Report every line in the listing that contains the string "الظنون".

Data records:

---

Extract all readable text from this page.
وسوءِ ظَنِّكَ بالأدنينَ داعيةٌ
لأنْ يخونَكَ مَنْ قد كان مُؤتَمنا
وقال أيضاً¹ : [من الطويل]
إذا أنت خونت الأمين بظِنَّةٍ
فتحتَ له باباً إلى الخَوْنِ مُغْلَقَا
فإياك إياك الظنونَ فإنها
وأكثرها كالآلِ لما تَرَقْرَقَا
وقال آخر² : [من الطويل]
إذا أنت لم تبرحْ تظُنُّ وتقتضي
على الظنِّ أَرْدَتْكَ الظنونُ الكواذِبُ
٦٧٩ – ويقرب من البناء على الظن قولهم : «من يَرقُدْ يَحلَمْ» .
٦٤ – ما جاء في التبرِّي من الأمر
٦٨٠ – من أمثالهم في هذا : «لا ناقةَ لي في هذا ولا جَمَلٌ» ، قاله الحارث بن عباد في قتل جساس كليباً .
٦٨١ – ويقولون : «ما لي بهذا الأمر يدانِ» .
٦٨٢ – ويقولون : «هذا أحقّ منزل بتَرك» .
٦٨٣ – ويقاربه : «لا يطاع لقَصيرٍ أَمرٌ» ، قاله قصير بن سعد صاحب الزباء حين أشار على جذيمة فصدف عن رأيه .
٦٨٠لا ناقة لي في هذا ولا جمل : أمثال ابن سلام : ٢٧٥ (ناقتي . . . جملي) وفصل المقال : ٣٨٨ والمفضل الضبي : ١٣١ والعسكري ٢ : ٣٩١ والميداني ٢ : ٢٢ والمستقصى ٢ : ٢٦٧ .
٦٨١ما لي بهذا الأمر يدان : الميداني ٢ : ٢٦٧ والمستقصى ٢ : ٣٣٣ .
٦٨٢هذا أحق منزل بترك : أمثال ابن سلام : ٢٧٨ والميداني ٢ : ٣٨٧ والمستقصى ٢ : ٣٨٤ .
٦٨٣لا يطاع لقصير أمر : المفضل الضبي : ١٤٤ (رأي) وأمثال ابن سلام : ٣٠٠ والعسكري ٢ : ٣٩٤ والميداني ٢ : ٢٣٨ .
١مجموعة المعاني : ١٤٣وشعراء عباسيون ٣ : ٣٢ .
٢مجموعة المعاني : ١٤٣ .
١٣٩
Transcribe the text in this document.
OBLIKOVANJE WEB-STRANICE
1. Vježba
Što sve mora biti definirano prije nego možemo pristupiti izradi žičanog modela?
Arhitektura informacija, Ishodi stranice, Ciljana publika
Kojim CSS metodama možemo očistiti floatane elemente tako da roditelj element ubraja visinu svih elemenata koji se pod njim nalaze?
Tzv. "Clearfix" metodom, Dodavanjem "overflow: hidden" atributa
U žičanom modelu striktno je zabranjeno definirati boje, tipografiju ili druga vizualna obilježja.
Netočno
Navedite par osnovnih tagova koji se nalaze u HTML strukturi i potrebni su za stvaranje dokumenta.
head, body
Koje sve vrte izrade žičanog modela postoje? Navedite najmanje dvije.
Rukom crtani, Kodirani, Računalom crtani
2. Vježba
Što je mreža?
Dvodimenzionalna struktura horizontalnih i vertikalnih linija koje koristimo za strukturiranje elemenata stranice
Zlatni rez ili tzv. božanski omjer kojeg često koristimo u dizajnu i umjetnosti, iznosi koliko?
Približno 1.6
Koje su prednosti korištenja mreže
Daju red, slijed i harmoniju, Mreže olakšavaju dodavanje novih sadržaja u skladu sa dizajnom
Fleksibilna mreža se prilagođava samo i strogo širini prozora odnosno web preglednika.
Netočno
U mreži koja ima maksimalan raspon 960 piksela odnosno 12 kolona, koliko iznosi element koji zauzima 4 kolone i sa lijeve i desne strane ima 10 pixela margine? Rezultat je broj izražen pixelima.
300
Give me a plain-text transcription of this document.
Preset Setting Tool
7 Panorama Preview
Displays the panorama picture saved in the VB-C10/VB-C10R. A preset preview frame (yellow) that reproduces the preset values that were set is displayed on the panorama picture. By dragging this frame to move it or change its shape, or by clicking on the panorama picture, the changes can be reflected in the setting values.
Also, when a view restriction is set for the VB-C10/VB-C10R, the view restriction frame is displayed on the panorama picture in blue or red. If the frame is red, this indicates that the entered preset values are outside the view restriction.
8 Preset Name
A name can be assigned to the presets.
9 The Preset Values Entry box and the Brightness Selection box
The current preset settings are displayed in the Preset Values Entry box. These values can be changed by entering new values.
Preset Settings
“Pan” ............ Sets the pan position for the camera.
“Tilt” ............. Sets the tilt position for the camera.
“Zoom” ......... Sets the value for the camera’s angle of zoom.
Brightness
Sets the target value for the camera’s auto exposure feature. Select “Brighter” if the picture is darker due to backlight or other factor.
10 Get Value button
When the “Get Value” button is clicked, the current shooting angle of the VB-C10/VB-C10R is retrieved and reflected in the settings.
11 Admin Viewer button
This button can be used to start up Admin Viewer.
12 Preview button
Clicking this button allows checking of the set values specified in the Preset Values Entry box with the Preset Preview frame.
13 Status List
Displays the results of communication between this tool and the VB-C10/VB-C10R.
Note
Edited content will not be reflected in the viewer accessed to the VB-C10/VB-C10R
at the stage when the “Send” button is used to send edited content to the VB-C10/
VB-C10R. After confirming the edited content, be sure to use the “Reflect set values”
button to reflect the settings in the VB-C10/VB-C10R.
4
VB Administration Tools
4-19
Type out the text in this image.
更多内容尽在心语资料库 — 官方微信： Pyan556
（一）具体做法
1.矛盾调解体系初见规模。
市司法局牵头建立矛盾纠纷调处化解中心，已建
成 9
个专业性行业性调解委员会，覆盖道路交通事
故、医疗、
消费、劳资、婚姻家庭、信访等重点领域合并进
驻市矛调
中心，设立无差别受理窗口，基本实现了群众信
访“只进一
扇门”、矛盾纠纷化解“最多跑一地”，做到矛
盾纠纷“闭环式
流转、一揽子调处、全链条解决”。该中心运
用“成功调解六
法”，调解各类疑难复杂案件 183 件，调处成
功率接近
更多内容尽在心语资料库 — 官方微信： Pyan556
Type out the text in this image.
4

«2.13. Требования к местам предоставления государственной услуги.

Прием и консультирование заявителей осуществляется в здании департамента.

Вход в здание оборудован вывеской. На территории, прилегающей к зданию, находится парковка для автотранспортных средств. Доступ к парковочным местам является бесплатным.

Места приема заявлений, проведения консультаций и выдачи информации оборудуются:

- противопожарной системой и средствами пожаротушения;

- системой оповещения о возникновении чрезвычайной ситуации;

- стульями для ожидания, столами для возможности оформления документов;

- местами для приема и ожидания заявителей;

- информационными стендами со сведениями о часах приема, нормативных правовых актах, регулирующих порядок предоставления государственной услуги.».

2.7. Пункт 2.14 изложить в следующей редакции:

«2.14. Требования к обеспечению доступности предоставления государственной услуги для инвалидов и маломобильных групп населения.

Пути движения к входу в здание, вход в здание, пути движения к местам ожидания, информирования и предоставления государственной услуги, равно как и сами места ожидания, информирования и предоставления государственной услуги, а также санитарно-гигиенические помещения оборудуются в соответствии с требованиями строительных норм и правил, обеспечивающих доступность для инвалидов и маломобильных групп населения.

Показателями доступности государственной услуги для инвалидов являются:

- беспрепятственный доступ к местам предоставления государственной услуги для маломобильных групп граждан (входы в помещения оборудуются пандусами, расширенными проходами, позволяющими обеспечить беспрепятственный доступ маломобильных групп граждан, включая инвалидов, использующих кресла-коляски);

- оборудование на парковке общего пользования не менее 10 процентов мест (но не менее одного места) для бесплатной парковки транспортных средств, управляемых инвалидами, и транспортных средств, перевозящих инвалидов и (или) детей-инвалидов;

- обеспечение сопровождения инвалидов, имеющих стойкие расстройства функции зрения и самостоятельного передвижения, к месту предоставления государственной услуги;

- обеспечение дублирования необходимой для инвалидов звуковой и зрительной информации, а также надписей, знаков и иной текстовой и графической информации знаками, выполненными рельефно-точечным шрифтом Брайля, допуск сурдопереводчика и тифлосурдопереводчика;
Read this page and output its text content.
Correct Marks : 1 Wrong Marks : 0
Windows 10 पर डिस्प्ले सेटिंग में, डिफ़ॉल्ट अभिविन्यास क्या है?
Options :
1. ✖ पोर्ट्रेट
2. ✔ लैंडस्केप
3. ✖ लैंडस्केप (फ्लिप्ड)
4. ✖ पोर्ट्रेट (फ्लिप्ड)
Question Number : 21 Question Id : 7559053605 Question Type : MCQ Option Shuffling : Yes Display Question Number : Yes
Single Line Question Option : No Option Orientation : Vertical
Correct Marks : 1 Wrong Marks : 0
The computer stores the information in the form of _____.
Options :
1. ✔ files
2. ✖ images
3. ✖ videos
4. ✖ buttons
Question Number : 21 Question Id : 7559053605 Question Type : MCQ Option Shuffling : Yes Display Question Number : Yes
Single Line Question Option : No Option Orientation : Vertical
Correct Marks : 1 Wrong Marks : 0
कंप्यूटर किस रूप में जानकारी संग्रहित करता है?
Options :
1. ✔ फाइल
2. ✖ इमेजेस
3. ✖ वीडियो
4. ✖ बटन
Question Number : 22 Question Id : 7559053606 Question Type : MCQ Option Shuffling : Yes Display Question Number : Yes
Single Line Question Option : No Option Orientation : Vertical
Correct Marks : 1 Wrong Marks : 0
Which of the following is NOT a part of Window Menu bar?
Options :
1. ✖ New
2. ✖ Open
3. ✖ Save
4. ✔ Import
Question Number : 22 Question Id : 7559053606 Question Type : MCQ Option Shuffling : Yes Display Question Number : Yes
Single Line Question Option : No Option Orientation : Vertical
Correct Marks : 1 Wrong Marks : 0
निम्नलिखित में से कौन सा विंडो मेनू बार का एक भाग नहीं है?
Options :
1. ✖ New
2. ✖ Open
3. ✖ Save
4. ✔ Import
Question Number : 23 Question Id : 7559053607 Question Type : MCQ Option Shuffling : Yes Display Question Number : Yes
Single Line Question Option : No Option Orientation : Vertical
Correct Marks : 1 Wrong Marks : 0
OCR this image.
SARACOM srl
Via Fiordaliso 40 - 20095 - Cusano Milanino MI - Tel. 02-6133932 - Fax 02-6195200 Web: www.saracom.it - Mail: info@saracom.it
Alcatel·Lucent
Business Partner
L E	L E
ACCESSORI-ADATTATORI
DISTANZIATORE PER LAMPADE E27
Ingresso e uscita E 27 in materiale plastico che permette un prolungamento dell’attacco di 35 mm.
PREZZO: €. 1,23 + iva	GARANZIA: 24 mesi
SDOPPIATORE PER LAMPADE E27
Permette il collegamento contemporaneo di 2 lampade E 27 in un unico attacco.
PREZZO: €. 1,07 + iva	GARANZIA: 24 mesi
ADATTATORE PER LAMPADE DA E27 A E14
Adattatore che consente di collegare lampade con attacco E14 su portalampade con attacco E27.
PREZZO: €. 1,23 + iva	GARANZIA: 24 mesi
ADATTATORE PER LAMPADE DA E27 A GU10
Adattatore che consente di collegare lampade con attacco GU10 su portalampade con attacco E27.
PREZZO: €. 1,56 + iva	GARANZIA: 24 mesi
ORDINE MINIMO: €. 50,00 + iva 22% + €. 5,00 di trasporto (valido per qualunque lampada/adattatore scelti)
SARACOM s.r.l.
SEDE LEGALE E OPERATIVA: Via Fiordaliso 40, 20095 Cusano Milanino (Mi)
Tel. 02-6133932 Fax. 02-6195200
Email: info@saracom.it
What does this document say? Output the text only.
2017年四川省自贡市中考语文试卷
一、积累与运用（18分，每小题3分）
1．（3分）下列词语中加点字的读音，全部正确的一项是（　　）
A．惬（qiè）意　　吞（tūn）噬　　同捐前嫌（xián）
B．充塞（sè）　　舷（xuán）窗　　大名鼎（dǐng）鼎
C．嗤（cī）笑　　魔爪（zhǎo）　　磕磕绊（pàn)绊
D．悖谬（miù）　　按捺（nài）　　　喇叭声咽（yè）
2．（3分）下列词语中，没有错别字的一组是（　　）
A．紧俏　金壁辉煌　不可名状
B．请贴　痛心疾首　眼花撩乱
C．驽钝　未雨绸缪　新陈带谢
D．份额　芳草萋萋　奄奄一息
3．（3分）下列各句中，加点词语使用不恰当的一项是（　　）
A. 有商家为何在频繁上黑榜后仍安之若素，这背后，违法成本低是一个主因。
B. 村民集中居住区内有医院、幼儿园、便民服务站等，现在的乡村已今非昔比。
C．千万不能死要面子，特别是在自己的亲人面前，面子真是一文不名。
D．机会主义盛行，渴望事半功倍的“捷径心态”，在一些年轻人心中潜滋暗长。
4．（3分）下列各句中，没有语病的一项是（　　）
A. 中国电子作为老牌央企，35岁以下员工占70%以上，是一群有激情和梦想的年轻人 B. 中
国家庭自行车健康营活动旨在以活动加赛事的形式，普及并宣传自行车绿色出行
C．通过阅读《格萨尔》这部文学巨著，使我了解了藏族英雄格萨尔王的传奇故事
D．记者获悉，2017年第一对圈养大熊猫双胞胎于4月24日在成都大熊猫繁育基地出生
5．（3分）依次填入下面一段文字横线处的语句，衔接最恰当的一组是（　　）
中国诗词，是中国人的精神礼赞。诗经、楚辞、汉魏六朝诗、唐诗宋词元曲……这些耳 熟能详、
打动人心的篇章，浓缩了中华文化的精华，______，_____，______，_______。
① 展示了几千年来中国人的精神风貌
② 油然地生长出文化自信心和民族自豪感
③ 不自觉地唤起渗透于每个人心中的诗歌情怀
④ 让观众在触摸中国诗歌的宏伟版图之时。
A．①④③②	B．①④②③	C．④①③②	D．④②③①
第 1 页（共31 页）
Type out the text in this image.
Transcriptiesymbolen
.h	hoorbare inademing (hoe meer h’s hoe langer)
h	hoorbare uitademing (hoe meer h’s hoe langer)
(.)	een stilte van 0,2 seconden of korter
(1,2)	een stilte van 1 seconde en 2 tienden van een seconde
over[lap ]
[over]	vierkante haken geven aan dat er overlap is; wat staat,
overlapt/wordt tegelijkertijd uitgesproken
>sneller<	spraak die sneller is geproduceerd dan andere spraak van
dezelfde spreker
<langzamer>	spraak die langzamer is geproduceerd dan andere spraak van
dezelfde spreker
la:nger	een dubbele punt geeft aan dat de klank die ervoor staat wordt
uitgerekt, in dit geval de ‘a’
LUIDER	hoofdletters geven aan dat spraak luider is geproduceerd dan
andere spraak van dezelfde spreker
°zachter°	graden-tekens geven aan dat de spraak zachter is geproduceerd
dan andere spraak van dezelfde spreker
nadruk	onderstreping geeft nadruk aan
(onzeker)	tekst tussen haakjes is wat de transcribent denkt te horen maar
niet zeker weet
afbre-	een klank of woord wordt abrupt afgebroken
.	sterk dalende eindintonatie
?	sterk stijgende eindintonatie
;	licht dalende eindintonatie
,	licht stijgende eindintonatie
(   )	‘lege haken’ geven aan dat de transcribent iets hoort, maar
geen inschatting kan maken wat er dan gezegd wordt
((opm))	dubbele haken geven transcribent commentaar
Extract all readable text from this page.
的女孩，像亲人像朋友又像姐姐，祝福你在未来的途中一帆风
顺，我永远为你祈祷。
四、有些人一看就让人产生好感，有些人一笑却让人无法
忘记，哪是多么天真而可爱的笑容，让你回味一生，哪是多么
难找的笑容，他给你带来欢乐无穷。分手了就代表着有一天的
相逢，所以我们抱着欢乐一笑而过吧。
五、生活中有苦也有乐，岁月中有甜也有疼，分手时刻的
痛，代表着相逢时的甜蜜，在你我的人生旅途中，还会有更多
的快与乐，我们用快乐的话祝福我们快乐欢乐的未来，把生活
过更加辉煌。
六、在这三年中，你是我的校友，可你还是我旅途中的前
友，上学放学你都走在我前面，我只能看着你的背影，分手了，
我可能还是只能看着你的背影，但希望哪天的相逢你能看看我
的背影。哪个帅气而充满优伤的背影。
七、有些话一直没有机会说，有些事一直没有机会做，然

---

- Expected output
فإياك إياك الظنونَ فإنها
على الظنِّ أَرْدَتْكَ الظنونُ الكواذِبُ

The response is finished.